## [Directions for this task]
Below is a block of records: output all of them exactly and leave out the pictures.

-- Records supplied start --

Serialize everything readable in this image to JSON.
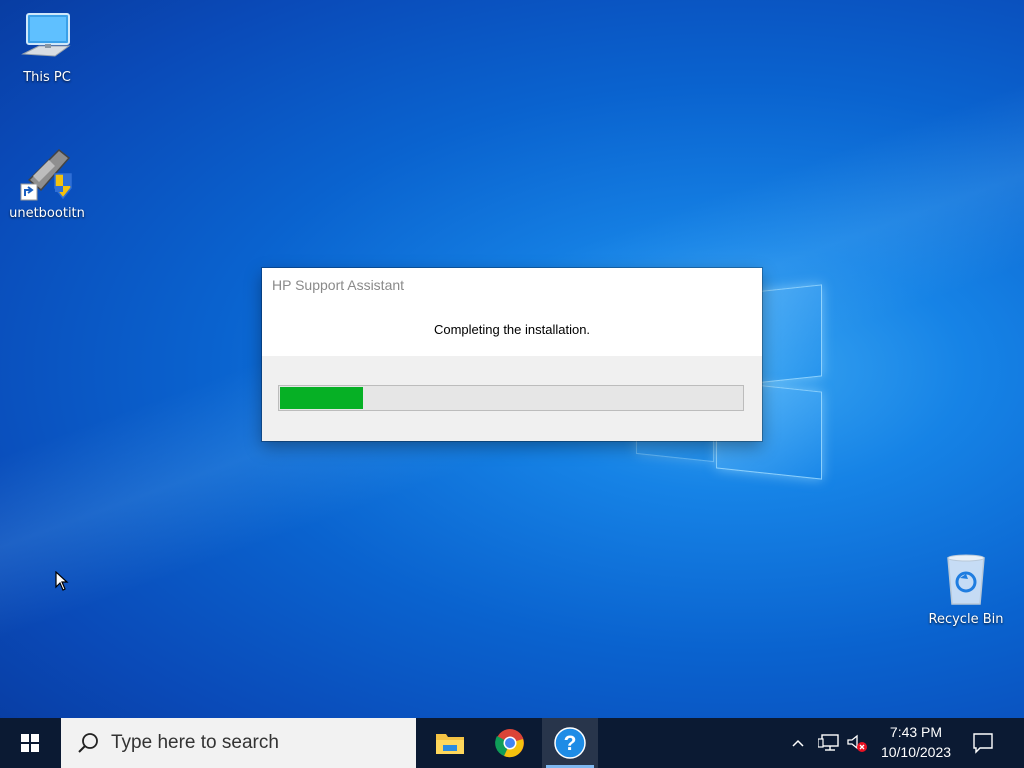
{
  "desktop": {
    "icons": [
      {
        "label": "This PC",
        "icon": "this-pc-icon"
      },
      {
        "label": "unetbootitn",
        "icon": "unetbootin-shortcut-icon"
      },
      {
        "label": "Recycle Bin",
        "icon": "recycle-bin-icon"
      }
    ]
  },
  "dialog": {
    "title": "HP Support Assistant",
    "message": "Completing the installation.",
    "progress_fraction": 0.18,
    "progress_color": "#06b025"
  },
  "taskbar": {
    "search_placeholder": "Type here to search",
    "apps": [
      {
        "name": "File Explorer",
        "icon": "file-explorer-icon"
      },
      {
        "name": "Google Chrome",
        "icon": "chrome-icon"
      },
      {
        "name": "HP Support Assistant",
        "icon": "help-question-icon",
        "active": true
      }
    ],
    "tray": {
      "time": "7:43 PM",
      "date": "10/10/2023",
      "icons": [
        "chevron-up-icon",
        "network-icon",
        "volume-muted-icon",
        "notification-icon"
      ]
    }
  },
  "colors": {
    "taskbar_bg": "#0b1a33",
    "desktop_accent": "#0a63cf"
  }
}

-- Records supplied end --

## [Task output]
Serialize everything readable in this image to JSON.
{
  "desktop": {
    "icons": [
      {
        "label": "This PC",
        "icon": "this-pc-icon"
      },
      {
        "label": "unetbootitn",
        "icon": "unetbootin-shortcut-icon"
      },
      {
        "label": "Recycle Bin",
        "icon": "recycle-bin-icon"
      }
    ]
  },
  "dialog": {
    "title": "HP Support Assistant",
    "message": "Completing the installation.",
    "progress_fraction": 0.18,
    "progress_color": "#06b025"
  },
  "taskbar": {
    "search_placeholder": "Type here to search",
    "apps": [
      {
        "name": "File Explorer",
        "icon": "file-explorer-icon"
      },
      {
        "name": "Google Chrome",
        "icon": "chrome-icon"
      },
      {
        "name": "HP Support Assistant",
        "icon": "help-question-icon",
        "active": true
      }
    ],
    "tray": {
      "time": "7:43 PM",
      "date": "10/10/2023",
      "icons": [
        "chevron-up-icon",
        "network-icon",
        "volume-muted-icon",
        "notification-icon"
      ]
    }
  },
  "colors": {
    "taskbar_bg": "#0b1a33",
    "desktop_accent": "#0a63cf"
  }
}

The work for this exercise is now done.